TASK DETAILS:
Find every line in the records below that holds the word "Astronomiczne", and copy each one.

MATERIAL FOR THIS EXERCISE:

════════════════════

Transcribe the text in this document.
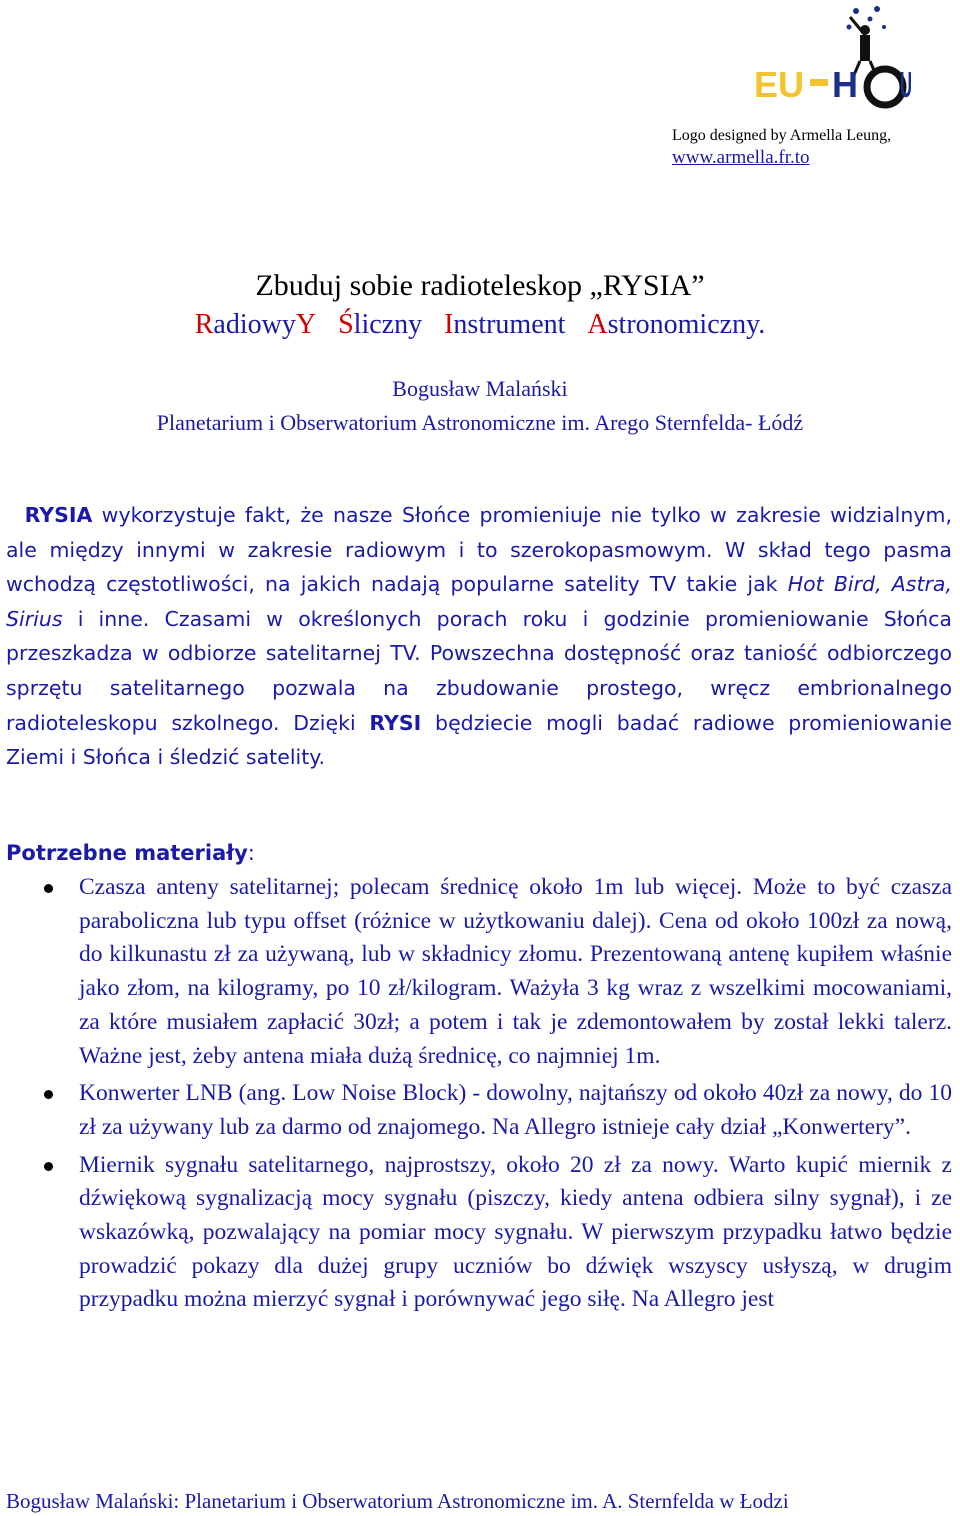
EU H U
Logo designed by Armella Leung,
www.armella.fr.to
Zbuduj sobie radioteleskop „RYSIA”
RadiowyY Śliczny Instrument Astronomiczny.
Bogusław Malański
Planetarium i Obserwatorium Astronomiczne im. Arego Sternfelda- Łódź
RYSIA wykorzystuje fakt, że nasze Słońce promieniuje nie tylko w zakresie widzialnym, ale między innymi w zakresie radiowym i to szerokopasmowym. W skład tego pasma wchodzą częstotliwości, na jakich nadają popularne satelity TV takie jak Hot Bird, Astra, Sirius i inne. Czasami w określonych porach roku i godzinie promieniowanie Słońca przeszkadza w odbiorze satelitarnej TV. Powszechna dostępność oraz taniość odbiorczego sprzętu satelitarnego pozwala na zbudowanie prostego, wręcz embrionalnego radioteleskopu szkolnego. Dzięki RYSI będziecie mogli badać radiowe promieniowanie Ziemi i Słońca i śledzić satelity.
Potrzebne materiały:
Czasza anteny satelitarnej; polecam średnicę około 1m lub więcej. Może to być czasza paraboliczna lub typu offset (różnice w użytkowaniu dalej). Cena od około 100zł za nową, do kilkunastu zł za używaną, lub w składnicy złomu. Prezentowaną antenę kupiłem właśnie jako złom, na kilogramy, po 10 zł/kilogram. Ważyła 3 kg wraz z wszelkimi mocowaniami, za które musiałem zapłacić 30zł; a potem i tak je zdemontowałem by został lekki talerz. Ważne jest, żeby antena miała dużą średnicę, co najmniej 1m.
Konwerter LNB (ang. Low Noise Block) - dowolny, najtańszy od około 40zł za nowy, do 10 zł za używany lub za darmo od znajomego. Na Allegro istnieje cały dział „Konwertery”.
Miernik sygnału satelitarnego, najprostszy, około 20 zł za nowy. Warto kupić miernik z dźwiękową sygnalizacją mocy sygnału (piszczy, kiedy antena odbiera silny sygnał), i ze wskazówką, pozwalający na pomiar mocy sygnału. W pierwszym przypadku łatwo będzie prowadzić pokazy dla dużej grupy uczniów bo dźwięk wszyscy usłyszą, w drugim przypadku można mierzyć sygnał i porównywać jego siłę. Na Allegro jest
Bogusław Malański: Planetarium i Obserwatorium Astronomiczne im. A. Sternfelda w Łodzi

════════════════════

FINISHED ANSWER:
Planetarium i Obserwatorium Astronomiczne im. Arego Sternfelda- Łódź
Bogusław Malański: Planetarium i Obserwatorium Astronomiczne im. A. Sternfelda w Łodzi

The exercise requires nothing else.